■ What to produce
Return the whole listing, line for line, without the pictures in it.

※ ※ ※

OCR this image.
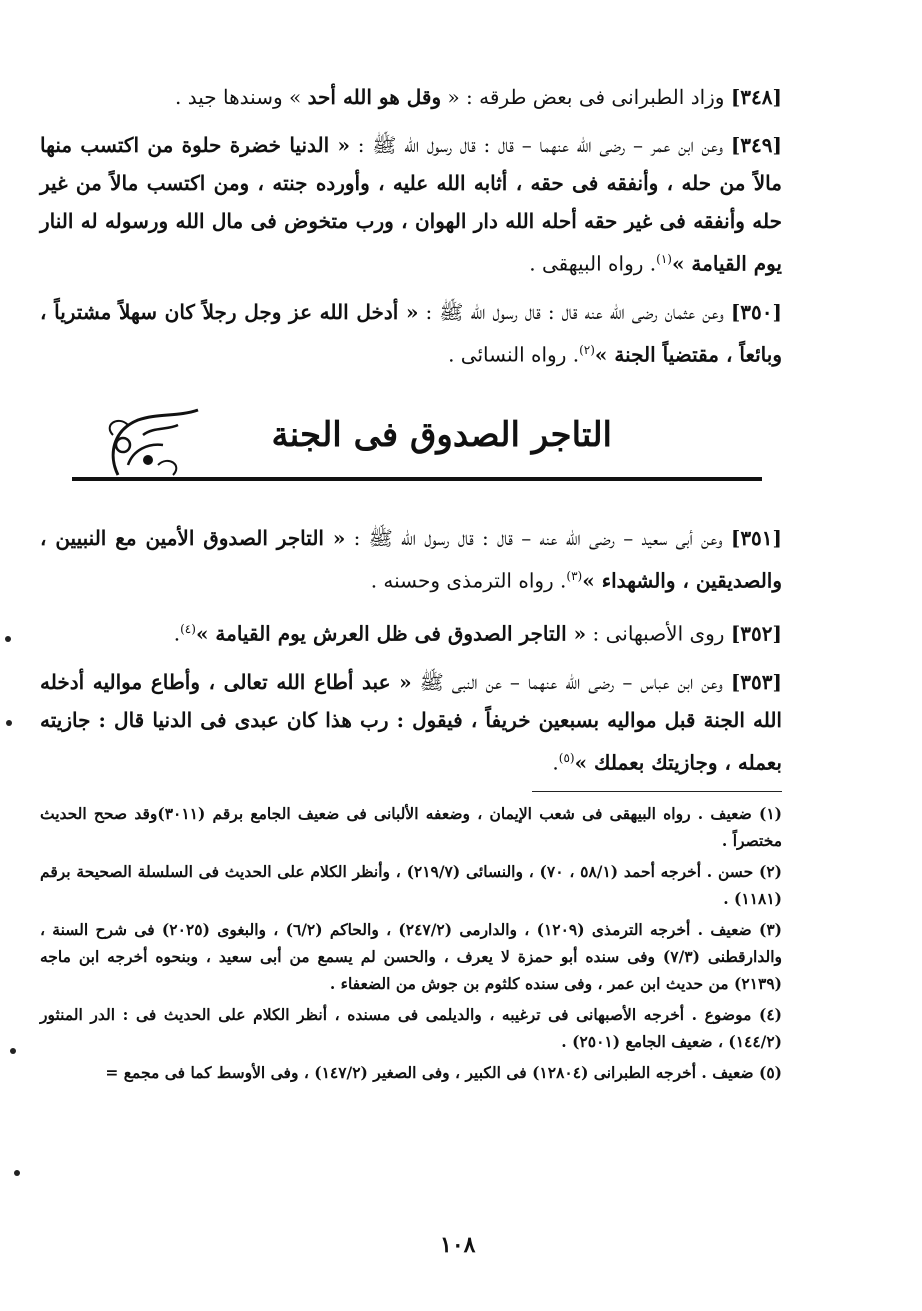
[٣٤٨] وزاد الطبرانى فى بعض طرقه : « وقل هو الله أحد » وسندها جيد .

[٣٤٩] وعن ابن عمر – رضى الله عنهما – قال : قال رسول الله ﷺ : « الدنيا خضرة حلوة من اكتسب منها مالاً من حله ، وأنفقه فى حقه ، أثابه الله عليه ، وأورده جنته ، ومن اكتسب مالاً من غير حله وأنفقه فى غير حقه أحله الله دار الهوان ، ورب متخوض فى مال الله ورسوله له النار يوم القيامة »$^{(١)}$. رواه البيهقى .

[٣٥٠] وعن عثمان رضى الله عنه قال : قال رسول الله ﷺ : « أدخل الله عز وجل رجلاً كان سهلاً مشترياً ، وبائعاً ، مقتضياً الجنة »$^{(٢)}$. رواه النسائى .

التاجر الصدوق فى الجنة

[٣٥١] وعن أبى سعيد – رضى الله عنه – قال : قال رسول الله ﷺ : « التاجر الصدوق الأمين مع النبيين ، والصديقين ، والشهداء »$^{(٣)}$. رواه الترمذى وحسنه .

[٣٥٢] روى الأصبهانى : « التاجر الصدوق فى ظل العرش يوم القيامة »$^{(٤)}$.

[٣٥٣] وعن ابن عباس – رضى الله عنهما – عن النبى ﷺ « عبد أطاع الله تعالى ، وأطاع مواليه أدخله الله الجنة قبل مواليه بسبعين خريفاً ، فيقول : رب هذا كان عبدى فى الدنيا قال : جازيته بعمله ، وجازيتك بعملك »$^{(٥)}$.

(١) ضعيف . رواه البيهقى فى شعب الإيمان ، وضعفه الألبانى فى ضعيف الجامع برقم (٣٠١١)وقد صحح الحديث مختصراً .

(٢) حسن . أخرجه أحمد (٥٨/١ ، ٧٠) ، والنسائى (٢١٩/٧) ، وأنظر الكلام على الحديث فى السلسلة الصحيحة برقم (١١٨١) .

(٣) ضعيف . أخرجه الترمذى (١٢٠٩) ، والدارمى (٢٤٧/٢) ، والحاكم (٦/٢) ، والبغوى (٢٠٢٥) فى شرح السنة ، والدارقطنى (٧/٣) وفى سنده أبو حمزة لا يعرف ، والحسن لم يسمع من أبى سعيد ، وبنحوه أخرجه ابن ماجه (٢١٣٩) من حديث ابن عمر ، وفى سنده كلثوم بن جوش من الضعفاء .

(٤) موضوع . أخرجه الأصبهانى فى ترغيبه ، والديلمى فى مسنده ، أنظر الكلام على الحديث فى : الدر المنثور (١٤٤/٢) ، ضعيف الجامع (٢٥٠١) .

(٥) ضعيف . أخرجه الطبرانى (١٢٨٠٤) فى الكبير ، وفى الصغير (١٤٧/٢) ، وفى الأوسط كما فى مجمع =

١٠٨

※ ※ ※

■ Result for this exercise
OCR this image.
[٣٤٨] وزاد الطبرانى فى بعض طرقه : « وقل هو الله أحد » وسندها جيد .

[٣٤٩] وعن ابن عمر – رضى الله عنهما – قال : قال رسول الله ﷺ : « الدنيا خضرة حلوة من اكتسب منها مالاً من حله ، وأنفقه فى حقه ، أثابه الله عليه ، وأورده جنته ، ومن اكتسب مالاً من غير حله وأنفقه فى غير حقه أحله الله دار الهوان ، ورب متخوض فى مال الله ورسوله له النار يوم القيامة »$^{(١)}$. رواه البيهقى .

[٣٥٠] وعن عثمان رضى الله عنه قال : قال رسول الله ﷺ : « أدخل الله عز وجل رجلاً كان سهلاً مشترياً ، وبائعاً ، مقتضياً الجنة »$^{(٢)}$. رواه النسائى .

التاجر الصدوق فى الجنة

[٣٥١] وعن أبى سعيد – رضى الله عنه – قال : قال رسول الله ﷺ : « التاجر الصدوق الأمين مع النبيين ، والصديقين ، والشهداء »$^{(٣)}$. رواه الترمذى وحسنه .

[٣٥٢] روى الأصبهانى : « التاجر الصدوق فى ظل العرش يوم القيامة »$^{(٤)}$.

[٣٥٣] وعن ابن عباس – رضى الله عنهما – عن النبى ﷺ « عبد أطاع الله تعالى ، وأطاع مواليه أدخله الله الجنة قبل مواليه بسبعين خريفاً ، فيقول : رب هذا كان عبدى فى الدنيا قال : جازيته بعمله ، وجازيتك بعملك »$^{(٥)}$.

(١) ضعيف . رواه البيهقى فى شعب الإيمان ، وضعفه الألبانى فى ضعيف الجامع برقم (٣٠١١)وقد صحح الحديث مختصراً .

(٢) حسن . أخرجه أحمد (٥٨/١ ، ٧٠) ، والنسائى (٢١٩/٧) ، وأنظر الكلام على الحديث فى السلسلة الصحيحة برقم (١١٨١) .

(٣) ضعيف . أخرجه الترمذى (١٢٠٩) ، والدارمى (٢٤٧/٢) ، والحاكم (٦/٢) ، والبغوى (٢٠٢٥) فى شرح السنة ، والدارقطنى (٧/٣) وفى سنده أبو حمزة لا يعرف ، والحسن لم يسمع من أبى سعيد ، وبنحوه أخرجه ابن ماجه (٢١٣٩) من حديث ابن عمر ، وفى سنده كلثوم بن جوش من الضعفاء .

(٤) موضوع . أخرجه الأصبهانى فى ترغيبه ، والديلمى فى مسنده ، أنظر الكلام على الحديث فى : الدر المنثور (١٤٤/٢) ، ضعيف الجامع (٢٥٠١) .

(٥) ضعيف . أخرجه الطبرانى (١٢٨٠٤) فى الكبير ، وفى الصغير (١٤٧/٢) ، وفى الأوسط كما فى مجمع =

١٠٨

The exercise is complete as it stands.